* **EXERCISE BRIEF**
Every line below that holds the string "الناجحة" should be copied out.

* **DATA EXTRACT**
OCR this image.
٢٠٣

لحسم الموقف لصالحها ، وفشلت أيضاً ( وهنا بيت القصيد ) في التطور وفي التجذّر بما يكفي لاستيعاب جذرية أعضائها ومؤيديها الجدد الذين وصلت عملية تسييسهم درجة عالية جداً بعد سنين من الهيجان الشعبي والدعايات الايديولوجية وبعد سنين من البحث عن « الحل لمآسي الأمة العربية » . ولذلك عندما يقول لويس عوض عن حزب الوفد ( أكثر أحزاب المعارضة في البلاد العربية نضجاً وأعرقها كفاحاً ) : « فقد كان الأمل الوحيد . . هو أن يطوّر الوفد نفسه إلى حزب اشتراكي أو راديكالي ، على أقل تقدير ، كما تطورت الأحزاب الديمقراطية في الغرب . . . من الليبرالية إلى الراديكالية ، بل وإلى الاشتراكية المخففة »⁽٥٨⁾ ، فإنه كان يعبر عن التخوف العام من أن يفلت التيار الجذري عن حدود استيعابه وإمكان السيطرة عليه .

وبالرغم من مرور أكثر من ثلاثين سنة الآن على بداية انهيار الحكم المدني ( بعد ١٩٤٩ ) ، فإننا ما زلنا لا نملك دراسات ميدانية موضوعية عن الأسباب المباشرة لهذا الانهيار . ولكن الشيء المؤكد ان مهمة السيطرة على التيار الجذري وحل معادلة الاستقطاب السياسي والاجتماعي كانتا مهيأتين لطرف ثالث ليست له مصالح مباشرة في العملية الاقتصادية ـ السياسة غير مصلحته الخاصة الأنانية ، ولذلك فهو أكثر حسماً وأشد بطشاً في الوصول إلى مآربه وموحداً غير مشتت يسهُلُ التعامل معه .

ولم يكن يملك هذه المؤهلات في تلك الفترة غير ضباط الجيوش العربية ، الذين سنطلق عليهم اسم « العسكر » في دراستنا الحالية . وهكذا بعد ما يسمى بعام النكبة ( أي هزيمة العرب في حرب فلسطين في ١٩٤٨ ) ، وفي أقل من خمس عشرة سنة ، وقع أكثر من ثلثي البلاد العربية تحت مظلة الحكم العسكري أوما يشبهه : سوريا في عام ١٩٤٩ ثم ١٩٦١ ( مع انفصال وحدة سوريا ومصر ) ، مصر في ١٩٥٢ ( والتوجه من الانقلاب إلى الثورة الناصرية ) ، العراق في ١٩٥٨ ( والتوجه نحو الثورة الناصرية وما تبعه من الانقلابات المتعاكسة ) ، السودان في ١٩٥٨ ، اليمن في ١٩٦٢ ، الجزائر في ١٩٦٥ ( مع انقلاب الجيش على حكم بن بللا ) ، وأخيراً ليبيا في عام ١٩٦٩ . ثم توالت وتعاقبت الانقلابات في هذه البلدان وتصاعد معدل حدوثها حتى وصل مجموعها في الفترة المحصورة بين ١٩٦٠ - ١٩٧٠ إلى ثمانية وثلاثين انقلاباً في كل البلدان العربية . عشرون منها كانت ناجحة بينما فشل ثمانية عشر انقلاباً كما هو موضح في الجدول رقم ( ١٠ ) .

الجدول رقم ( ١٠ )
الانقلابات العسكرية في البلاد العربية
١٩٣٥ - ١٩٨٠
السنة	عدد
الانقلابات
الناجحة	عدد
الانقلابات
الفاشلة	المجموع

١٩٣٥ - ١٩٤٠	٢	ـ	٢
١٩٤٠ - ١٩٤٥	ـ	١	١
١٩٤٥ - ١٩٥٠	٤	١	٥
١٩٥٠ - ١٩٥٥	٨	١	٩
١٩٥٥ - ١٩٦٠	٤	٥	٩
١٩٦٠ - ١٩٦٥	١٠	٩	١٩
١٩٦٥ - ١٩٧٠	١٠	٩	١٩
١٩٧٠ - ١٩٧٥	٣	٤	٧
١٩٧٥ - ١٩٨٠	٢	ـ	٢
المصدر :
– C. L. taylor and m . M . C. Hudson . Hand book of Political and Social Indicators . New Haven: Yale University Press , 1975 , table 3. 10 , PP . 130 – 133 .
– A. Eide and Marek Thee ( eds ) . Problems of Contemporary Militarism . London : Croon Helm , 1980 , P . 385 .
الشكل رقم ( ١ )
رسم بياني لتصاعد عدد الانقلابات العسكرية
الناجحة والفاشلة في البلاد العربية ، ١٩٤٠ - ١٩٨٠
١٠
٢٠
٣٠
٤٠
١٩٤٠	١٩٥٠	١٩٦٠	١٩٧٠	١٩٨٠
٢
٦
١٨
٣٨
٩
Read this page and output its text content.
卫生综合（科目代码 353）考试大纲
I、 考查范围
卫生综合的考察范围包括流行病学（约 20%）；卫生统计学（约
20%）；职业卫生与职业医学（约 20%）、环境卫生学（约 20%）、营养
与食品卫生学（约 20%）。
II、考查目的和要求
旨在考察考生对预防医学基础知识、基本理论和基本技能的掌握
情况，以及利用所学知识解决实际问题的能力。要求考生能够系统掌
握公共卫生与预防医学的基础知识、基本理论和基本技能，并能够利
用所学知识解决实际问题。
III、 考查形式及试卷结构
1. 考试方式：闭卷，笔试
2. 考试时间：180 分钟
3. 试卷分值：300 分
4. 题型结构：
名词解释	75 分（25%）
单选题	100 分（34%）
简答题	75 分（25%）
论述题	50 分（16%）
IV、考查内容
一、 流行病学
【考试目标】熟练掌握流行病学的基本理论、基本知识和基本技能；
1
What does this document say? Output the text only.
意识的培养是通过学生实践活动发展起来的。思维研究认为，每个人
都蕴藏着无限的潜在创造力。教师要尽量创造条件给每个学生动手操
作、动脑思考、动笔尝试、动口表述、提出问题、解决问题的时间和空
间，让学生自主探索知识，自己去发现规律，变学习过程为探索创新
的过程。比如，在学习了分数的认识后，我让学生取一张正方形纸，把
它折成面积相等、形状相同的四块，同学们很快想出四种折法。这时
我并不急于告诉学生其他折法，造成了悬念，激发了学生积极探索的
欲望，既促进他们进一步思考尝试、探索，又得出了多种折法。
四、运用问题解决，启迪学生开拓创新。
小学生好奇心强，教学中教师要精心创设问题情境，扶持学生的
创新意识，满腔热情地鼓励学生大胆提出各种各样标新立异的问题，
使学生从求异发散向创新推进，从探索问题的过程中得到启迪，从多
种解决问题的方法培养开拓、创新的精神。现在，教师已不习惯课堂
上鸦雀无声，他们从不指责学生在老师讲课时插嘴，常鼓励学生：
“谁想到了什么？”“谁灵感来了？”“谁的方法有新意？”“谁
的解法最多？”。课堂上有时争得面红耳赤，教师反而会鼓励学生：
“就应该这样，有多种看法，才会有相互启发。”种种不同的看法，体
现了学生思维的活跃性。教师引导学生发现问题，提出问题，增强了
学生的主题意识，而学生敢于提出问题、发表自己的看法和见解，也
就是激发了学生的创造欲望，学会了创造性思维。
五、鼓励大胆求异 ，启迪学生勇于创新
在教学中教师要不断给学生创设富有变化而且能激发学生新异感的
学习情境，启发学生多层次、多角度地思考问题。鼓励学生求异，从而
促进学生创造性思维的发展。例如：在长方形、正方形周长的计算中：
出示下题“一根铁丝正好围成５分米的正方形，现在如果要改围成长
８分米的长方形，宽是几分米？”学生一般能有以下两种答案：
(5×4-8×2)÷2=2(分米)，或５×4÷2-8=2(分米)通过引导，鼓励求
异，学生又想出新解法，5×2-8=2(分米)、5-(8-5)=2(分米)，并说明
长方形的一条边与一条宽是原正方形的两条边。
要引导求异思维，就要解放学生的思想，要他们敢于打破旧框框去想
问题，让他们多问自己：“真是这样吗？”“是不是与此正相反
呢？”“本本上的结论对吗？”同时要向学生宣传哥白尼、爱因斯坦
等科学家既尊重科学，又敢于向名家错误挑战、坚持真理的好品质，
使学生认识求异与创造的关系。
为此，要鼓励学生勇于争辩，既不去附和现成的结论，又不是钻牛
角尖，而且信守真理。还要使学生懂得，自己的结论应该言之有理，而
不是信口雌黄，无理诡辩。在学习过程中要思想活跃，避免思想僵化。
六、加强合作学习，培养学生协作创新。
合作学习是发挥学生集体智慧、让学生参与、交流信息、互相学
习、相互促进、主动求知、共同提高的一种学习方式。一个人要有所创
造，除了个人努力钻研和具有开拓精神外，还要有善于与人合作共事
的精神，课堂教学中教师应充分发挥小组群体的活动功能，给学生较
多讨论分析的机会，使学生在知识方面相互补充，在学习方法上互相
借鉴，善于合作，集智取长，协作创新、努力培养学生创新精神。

* **SOLUTION TO THE PROBLEM**
الناجحة	عدد
الناجحة والفاشلة في البلاد العربية ، ١٩٤٠ - ١٩٨٠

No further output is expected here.